▸ GOAL OF THE EXERCISE: Pick out the lines in the listing below that contain the word "الحالات" and copy them.

▸ TASK DATA:
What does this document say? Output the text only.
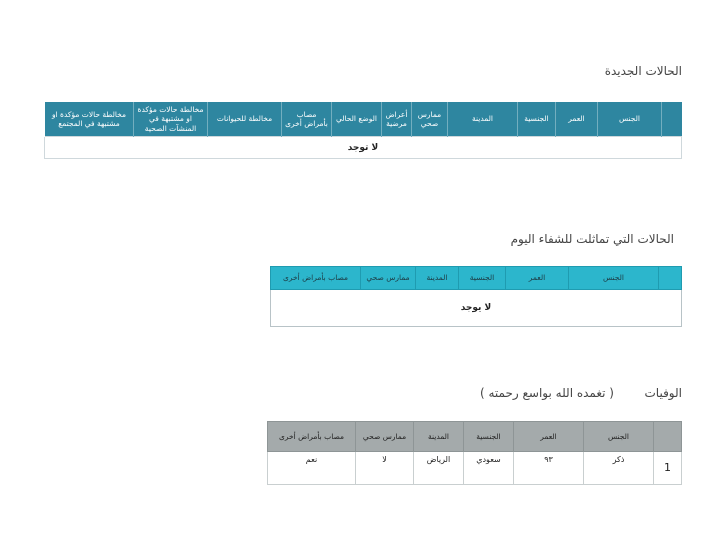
الحالات الجديدة
	الجنس	العمر	الجنسية	المدينة	ممارس صحي	أعراض مرضية	الوضع الحالي	مصاب بأمراض أخرى	مخالطة للحيوانات	مخالطة حالات مؤكدة او مشتبهة في المنشآت الصحية	مخالطة حالات مؤكدة او مشتبهة في المجتمع
لا توجد
الحالات التي تماثلت للشفاء اليوم
	الجنس	العمر	الجنسية	المدينة	ممارس صحي	مصاب بأمراض أخرى
لا يوجد
الوفيات
( تغمده الله بواسع رحمته )
	الجنس	العمر	الجنسية	المدينة	ممارس صحي	مصاب بأمراض أخرى
1	ذكر	٩٣	سعودي	الرياض	لا	نعم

▸ COMPLETE OUTPUT:
الحالات الجديدة
الحالات التي تماثلت للشفاء اليوم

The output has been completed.